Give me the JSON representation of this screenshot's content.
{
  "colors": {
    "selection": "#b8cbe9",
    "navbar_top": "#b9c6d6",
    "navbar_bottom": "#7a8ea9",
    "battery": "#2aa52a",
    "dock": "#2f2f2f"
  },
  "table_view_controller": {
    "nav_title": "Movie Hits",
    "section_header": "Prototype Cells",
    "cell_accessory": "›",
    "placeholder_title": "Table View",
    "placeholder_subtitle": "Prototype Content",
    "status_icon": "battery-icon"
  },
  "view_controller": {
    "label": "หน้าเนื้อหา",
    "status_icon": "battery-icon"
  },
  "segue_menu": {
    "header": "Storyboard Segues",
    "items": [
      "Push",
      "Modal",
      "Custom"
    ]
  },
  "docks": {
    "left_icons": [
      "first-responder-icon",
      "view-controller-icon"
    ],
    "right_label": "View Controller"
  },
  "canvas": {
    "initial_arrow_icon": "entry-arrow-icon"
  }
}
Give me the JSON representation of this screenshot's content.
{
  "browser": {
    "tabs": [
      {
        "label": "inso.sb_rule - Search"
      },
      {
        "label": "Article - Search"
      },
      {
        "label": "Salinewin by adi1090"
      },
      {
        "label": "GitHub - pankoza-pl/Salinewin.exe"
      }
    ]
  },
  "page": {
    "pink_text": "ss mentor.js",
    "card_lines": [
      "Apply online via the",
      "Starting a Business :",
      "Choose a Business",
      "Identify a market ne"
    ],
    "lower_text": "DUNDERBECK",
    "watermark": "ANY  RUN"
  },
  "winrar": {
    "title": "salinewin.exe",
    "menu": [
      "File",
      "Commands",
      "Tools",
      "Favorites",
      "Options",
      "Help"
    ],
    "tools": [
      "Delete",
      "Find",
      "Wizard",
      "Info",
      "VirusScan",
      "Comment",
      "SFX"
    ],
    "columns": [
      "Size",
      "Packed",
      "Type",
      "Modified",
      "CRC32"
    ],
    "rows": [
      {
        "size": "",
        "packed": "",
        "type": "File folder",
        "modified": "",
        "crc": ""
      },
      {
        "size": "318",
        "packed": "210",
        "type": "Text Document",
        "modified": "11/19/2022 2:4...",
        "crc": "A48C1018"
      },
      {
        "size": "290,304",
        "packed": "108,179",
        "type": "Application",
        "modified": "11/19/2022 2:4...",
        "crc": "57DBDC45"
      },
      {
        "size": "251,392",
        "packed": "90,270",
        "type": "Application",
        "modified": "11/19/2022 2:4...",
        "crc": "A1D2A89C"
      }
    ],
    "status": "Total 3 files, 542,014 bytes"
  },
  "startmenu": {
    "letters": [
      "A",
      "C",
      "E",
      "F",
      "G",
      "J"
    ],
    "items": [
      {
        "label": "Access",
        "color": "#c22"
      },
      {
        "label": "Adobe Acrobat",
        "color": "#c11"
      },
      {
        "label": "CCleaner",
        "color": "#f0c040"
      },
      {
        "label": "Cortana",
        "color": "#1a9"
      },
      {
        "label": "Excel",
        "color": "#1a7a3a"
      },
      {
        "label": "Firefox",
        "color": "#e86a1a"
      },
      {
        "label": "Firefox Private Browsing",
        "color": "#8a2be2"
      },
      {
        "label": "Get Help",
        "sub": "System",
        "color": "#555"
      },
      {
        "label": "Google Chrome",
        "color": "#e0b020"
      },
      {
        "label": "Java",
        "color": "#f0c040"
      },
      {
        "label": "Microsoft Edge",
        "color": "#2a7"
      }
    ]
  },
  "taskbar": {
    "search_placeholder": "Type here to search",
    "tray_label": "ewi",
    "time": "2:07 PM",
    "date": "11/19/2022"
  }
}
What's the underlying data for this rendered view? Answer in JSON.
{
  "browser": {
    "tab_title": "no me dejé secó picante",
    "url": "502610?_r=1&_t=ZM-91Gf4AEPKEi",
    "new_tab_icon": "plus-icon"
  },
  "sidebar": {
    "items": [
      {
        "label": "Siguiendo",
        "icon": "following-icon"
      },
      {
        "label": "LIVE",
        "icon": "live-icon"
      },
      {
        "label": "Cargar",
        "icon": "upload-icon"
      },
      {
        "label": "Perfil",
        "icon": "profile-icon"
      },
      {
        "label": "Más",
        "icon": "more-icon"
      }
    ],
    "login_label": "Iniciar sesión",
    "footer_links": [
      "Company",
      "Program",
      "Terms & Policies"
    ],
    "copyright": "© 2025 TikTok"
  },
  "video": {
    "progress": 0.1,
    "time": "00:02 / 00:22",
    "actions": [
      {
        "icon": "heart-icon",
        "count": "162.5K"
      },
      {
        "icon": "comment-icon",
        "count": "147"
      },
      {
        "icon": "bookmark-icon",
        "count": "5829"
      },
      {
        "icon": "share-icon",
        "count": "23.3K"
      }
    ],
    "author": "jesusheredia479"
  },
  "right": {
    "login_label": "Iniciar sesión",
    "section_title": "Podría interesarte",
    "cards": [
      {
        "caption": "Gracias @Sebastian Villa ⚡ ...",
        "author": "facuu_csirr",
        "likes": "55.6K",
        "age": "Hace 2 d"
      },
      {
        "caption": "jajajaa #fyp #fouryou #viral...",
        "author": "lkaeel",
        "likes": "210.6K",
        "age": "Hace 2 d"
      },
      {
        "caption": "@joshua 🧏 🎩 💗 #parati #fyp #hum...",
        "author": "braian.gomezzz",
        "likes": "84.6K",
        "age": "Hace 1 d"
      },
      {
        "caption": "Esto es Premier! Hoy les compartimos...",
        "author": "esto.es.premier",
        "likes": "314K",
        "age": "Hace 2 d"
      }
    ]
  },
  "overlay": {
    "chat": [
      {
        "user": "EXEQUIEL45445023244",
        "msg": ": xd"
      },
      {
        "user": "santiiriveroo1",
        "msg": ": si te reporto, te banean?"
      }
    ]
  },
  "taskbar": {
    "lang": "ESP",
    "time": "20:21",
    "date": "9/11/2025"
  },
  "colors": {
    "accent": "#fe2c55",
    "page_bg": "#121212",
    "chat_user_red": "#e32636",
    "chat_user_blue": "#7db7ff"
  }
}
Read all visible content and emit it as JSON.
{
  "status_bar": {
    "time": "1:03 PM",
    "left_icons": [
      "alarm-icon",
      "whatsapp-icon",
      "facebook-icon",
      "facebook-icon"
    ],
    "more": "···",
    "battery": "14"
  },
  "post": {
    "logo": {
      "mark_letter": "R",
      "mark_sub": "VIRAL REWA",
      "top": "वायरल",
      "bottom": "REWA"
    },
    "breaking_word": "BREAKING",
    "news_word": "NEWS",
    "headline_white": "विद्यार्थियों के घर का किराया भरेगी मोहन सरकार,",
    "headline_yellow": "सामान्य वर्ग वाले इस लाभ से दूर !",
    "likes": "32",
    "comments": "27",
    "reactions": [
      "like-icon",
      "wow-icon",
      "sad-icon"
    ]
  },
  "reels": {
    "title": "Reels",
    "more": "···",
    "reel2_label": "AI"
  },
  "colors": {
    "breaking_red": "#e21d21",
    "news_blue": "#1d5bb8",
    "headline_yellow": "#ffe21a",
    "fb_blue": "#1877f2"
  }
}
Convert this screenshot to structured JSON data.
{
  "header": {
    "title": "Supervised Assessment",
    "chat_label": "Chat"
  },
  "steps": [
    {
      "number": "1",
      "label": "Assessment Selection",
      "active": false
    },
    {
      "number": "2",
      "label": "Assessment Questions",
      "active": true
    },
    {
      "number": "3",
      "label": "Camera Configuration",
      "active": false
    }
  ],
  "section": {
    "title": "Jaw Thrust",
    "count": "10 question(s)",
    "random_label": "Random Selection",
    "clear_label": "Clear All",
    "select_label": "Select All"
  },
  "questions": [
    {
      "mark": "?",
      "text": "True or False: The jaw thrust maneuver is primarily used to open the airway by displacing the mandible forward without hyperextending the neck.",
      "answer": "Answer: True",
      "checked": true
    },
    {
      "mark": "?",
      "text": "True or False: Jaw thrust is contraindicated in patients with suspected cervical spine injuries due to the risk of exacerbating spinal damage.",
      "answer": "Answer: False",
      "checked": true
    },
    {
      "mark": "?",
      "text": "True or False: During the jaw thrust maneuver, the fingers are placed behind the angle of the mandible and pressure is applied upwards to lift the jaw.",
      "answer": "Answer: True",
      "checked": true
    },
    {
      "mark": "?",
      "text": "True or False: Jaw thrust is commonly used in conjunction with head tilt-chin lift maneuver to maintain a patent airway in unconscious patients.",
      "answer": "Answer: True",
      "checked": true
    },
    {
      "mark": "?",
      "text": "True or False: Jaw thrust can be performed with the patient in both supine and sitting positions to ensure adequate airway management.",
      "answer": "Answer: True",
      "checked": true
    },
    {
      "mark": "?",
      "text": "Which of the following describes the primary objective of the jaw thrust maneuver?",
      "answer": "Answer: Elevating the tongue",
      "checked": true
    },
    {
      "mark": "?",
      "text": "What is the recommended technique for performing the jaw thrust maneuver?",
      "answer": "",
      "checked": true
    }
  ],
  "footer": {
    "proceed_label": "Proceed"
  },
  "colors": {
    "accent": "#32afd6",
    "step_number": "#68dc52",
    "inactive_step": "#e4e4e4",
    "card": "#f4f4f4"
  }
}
********************
Find the word "this" in the material, then list each line that holds it.

> [Exercise response]:
Give me the JSON representation of this screenshot's content.
Give me the JSON representation of this screenshot's content.
What's the underlying data for this rendered view? Answer in JSON.
Convert this screenshot to structured JSON data.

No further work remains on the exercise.